§ **Task details**
Read the records below and copy each line that contains "against".

[Stored records]
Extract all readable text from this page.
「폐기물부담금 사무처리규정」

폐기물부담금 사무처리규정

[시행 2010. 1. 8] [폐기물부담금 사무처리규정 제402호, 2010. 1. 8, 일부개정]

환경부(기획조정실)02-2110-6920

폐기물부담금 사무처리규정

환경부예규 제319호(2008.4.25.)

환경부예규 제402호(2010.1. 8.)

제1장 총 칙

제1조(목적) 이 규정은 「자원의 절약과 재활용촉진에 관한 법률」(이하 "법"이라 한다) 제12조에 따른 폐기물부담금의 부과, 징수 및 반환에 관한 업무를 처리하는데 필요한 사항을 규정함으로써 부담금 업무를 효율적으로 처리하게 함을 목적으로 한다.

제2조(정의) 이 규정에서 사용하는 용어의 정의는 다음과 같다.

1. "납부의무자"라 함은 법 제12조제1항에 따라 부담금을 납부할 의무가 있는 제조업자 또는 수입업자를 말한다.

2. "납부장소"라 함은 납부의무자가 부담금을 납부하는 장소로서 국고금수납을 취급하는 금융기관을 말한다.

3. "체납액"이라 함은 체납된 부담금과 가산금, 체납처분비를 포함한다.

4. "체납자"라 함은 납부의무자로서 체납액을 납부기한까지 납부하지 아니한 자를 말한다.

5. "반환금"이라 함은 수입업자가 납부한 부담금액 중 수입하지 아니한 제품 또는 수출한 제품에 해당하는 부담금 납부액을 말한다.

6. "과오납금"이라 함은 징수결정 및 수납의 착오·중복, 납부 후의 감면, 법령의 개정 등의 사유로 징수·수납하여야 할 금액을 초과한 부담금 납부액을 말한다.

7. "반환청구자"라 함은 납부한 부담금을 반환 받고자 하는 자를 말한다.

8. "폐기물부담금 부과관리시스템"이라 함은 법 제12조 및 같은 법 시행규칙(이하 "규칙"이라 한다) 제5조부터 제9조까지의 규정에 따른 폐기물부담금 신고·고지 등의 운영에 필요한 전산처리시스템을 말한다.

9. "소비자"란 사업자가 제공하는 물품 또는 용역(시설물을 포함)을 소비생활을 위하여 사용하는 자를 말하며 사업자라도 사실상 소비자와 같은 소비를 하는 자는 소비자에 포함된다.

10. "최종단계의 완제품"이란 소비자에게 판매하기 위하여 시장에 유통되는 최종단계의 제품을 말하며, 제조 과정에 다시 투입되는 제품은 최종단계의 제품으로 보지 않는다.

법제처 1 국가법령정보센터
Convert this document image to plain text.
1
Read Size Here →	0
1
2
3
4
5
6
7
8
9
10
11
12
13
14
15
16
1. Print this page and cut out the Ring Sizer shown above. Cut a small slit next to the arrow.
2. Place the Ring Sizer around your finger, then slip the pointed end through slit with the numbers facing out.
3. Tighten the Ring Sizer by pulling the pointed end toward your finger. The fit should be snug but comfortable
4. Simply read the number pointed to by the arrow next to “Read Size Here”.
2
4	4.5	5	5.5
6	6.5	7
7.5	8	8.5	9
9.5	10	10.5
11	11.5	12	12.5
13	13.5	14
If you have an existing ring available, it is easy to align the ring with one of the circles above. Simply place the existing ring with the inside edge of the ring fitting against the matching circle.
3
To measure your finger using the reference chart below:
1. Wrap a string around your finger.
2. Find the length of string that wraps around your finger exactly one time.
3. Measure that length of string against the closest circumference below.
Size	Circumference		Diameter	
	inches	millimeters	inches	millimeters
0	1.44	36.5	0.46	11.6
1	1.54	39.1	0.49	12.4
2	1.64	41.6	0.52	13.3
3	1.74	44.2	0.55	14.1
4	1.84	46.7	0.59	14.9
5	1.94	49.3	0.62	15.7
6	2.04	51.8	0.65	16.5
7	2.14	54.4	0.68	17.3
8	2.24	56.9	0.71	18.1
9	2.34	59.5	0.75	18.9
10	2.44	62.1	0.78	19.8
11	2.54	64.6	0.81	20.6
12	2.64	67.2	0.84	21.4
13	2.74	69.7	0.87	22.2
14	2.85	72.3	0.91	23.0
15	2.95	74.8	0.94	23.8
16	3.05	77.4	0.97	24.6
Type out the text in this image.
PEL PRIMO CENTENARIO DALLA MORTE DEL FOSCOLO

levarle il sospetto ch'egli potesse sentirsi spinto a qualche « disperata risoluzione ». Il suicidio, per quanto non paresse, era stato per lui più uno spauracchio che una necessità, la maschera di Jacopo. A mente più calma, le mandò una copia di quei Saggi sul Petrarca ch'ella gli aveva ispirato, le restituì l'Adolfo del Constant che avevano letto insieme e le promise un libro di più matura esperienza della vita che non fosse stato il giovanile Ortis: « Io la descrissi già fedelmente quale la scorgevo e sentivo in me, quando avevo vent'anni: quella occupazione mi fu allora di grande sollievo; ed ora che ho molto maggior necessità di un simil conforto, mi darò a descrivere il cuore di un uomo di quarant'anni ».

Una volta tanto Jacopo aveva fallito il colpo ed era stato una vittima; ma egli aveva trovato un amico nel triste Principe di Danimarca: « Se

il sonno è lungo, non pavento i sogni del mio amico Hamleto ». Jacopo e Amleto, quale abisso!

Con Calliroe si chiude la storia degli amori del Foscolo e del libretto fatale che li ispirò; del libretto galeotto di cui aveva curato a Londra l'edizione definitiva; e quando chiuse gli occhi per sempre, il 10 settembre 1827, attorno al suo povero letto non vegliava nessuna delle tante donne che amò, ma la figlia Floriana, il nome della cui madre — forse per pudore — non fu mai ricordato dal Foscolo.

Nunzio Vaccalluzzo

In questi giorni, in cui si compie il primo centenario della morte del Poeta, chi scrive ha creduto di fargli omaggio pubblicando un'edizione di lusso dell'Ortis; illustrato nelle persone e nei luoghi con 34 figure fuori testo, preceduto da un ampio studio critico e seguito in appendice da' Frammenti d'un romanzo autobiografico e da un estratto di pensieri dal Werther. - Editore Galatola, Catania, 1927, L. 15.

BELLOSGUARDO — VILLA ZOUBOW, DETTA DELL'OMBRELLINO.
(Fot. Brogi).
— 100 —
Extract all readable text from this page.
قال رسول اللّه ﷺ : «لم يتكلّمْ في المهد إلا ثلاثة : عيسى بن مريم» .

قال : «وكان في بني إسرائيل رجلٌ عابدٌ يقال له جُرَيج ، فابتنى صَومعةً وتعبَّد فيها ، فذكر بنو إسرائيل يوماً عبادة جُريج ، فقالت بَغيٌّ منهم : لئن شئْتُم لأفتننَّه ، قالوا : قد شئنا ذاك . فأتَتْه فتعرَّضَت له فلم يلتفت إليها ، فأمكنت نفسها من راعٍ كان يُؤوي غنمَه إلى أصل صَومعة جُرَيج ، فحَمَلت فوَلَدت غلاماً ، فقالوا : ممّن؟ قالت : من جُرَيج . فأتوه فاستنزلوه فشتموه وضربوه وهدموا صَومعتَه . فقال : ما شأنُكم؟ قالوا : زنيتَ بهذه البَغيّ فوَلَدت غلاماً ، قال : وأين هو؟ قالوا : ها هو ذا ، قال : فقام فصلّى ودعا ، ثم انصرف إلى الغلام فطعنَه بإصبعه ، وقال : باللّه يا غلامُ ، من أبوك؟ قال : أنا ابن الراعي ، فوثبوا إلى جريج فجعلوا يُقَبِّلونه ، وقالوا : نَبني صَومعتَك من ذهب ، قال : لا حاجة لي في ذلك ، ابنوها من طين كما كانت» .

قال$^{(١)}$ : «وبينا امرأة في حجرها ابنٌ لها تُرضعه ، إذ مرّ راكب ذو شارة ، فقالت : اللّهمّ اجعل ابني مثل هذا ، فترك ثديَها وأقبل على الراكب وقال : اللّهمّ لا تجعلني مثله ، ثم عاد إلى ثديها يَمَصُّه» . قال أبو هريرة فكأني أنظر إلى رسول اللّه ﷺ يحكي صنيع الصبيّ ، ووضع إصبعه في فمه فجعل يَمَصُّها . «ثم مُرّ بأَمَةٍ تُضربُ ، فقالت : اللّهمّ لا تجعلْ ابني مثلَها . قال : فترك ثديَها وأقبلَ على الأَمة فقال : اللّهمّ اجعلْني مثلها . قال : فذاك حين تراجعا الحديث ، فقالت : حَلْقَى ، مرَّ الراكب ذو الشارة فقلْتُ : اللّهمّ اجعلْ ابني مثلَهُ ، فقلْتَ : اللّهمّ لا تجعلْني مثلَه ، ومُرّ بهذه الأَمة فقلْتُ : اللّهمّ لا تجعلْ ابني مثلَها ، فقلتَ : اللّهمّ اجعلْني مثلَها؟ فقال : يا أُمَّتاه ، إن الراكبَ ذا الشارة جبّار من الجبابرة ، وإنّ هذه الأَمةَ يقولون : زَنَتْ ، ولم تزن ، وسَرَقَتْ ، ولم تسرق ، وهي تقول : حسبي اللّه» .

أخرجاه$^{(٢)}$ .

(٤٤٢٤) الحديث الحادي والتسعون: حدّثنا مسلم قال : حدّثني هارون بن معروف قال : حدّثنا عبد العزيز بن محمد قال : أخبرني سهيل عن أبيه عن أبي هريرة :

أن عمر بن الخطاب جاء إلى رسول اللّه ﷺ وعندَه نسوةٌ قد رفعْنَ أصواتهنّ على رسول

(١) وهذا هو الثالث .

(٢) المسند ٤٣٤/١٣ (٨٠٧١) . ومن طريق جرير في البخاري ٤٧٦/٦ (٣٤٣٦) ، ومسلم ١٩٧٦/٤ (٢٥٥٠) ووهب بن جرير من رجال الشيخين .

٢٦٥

§ **Complete answer**
If you have an existing ring available, it is easy to align the ring with one of the circles above. Simply place the existing ring with the inside edge of the ring fitting against the matching circle.
3. Measure that length of string against the closest circumference below.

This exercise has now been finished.